-- THE EXERCISE --
Transcribe the records below exactly as they appear, omitting any pictures.

-- GIVEN RECORDS --
::::::::

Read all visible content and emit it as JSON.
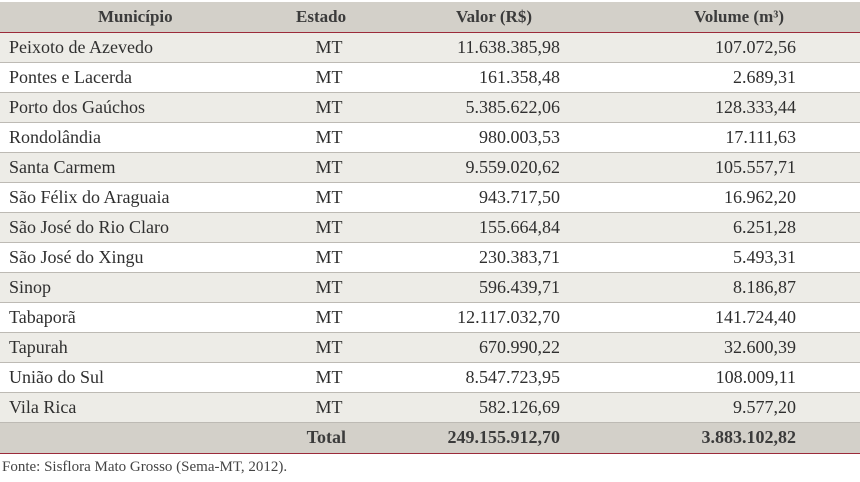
{
  "table": {
    "headers": {
      "municipio": "Município",
      "estado": "Estado",
      "valor": "Valor (R$)",
      "volume": "Volume (m³)"
    },
    "rows": [
      {
        "municipio": "Peixoto de Azevedo",
        "estado": "MT",
        "valor": "11.638.385,98",
        "volume": "107.072,56"
      },
      {
        "municipio": "Pontes e Lacerda",
        "estado": "MT",
        "valor": "161.358,48",
        "volume": "2.689,31"
      },
      {
        "municipio": "Porto dos Gaúchos",
        "estado": "MT",
        "valor": "5.385.622,06",
        "volume": "128.333,44"
      },
      {
        "municipio": "Rondolândia",
        "estado": "MT",
        "valor": "980.003,53",
        "volume": "17.111,63"
      },
      {
        "municipio": "Santa Carmem",
        "estado": "MT",
        "valor": "9.559.020,62",
        "volume": "105.557,71"
      },
      {
        "municipio": "São Félix do Araguaia",
        "estado": "MT",
        "valor": "943.717,50",
        "volume": "16.962,20"
      },
      {
        "municipio": "São José do Rio Claro",
        "estado": "MT",
        "valor": "155.664,84",
        "volume": "6.251,28"
      },
      {
        "municipio": "São José do Xingu",
        "estado": "MT",
        "valor": "230.383,71",
        "volume": "5.493,31"
      },
      {
        "municipio": "Sinop",
        "estado": "MT",
        "valor": "596.439,71",
        "volume": "8.186,87"
      },
      {
        "municipio": "Tabaporã",
        "estado": "MT",
        "valor": "12.117.032,70",
        "volume": "141.724,40"
      },
      {
        "municipio": "Tapurah",
        "estado": "MT",
        "valor": "670.990,22",
        "volume": "32.600,39"
      },
      {
        "municipio": "União do Sul",
        "estado": "MT",
        "valor": "8.547.723,95",
        "volume": "108.009,11"
      },
      {
        "municipio": "Vila Rica",
        "estado": "MT",
        "valor": "582.126,69",
        "volume": "9.577,20"
      }
    ],
    "total": {
      "label": "Total",
      "valor": "249.155.912,70",
      "volume": "3.883.102,82"
    }
  },
  "source": "Fonte: Sisflora Mato Grosso (Sema-MT, 2012)."
}
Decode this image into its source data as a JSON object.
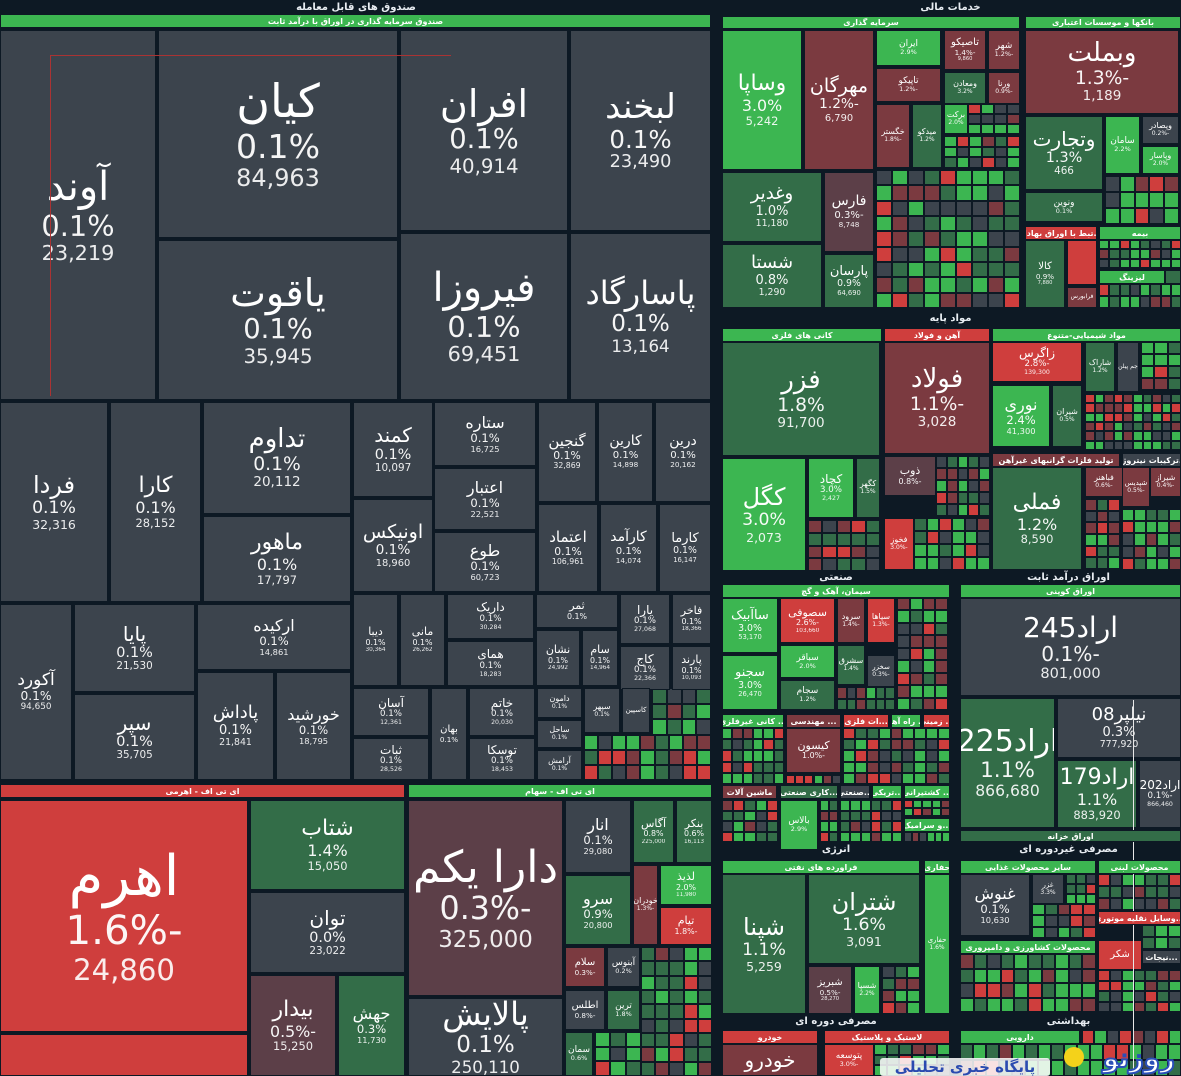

::::::::

-- SOLUTION TO THE PROBLEM --
Read all visible content and emit it as JSON.
{
  "table": {
    "headers": {
      "municipio": "Município",
      "estado": "Estado",
      "valor": "Valor (R$)",
      "volume": "Volume (m³)"
    },
    "rows": [
      {
        "municipio": "Peixoto de Azevedo",
        "estado": "MT",
        "valor": "11.638.385,98",
        "volume": "107.072,56"
      },
      {
        "municipio": "Pontes e Lacerda",
        "estado": "MT",
        "valor": "161.358,48",
        "volume": "2.689,31"
      },
      {
        "municipio": "Porto dos Gaúchos",
        "estado": "MT",
        "valor": "5.385.622,06",
        "volume": "128.333,44"
      },
      {
        "municipio": "Rondolândia",
        "estado": "MT",
        "valor": "980.003,53",
        "volume": "17.111,63"
      },
      {
        "municipio": "Santa Carmem",
        "estado": "MT",
        "valor": "9.559.020,62",
        "volume": "105.557,71"
      },
      {
        "municipio": "São Félix do Araguaia",
        "estado": "MT",
        "valor": "943.717,50",
        "volume": "16.962,20"
      },
      {
        "municipio": "São José do Rio Claro",
        "estado": "MT",
        "valor": "155.664,84",
        "volume": "6.251,28"
      },
      {
        "municipio": "São José do Xingu",
        "estado": "MT",
        "valor": "230.383,71",
        "volume": "5.493,31"
      },
      {
        "municipio": "Sinop",
        "estado": "MT",
        "valor": "596.439,71",
        "volume": "8.186,87"
      },
      {
        "municipio": "Tabaporã",
        "estado": "MT",
        "valor": "12.117.032,70",
        "volume": "141.724,40"
      },
      {
        "municipio": "Tapurah",
        "estado": "MT",
        "valor": "670.990,22",
        "volume": "32.600,39"
      },
      {
        "municipio": "União do Sul",
        "estado": "MT",
        "valor": "8.547.723,95",
        "volume": "108.009,11"
      },
      {
        "municipio": "Vila Rica",
        "estado": "MT",
        "valor": "582.126,69",
        "volume": "9.577,20"
      }
    ],
    "total": {
      "label": "Total",
      "valor": "249.155.912,70",
      "volume": "3.883.102,82"
    }
  },
  "source": "Fonte: Sisflora Mato Grosso (Sema-MT, 2012)."
}
Decode this image into its source data as a JSON object.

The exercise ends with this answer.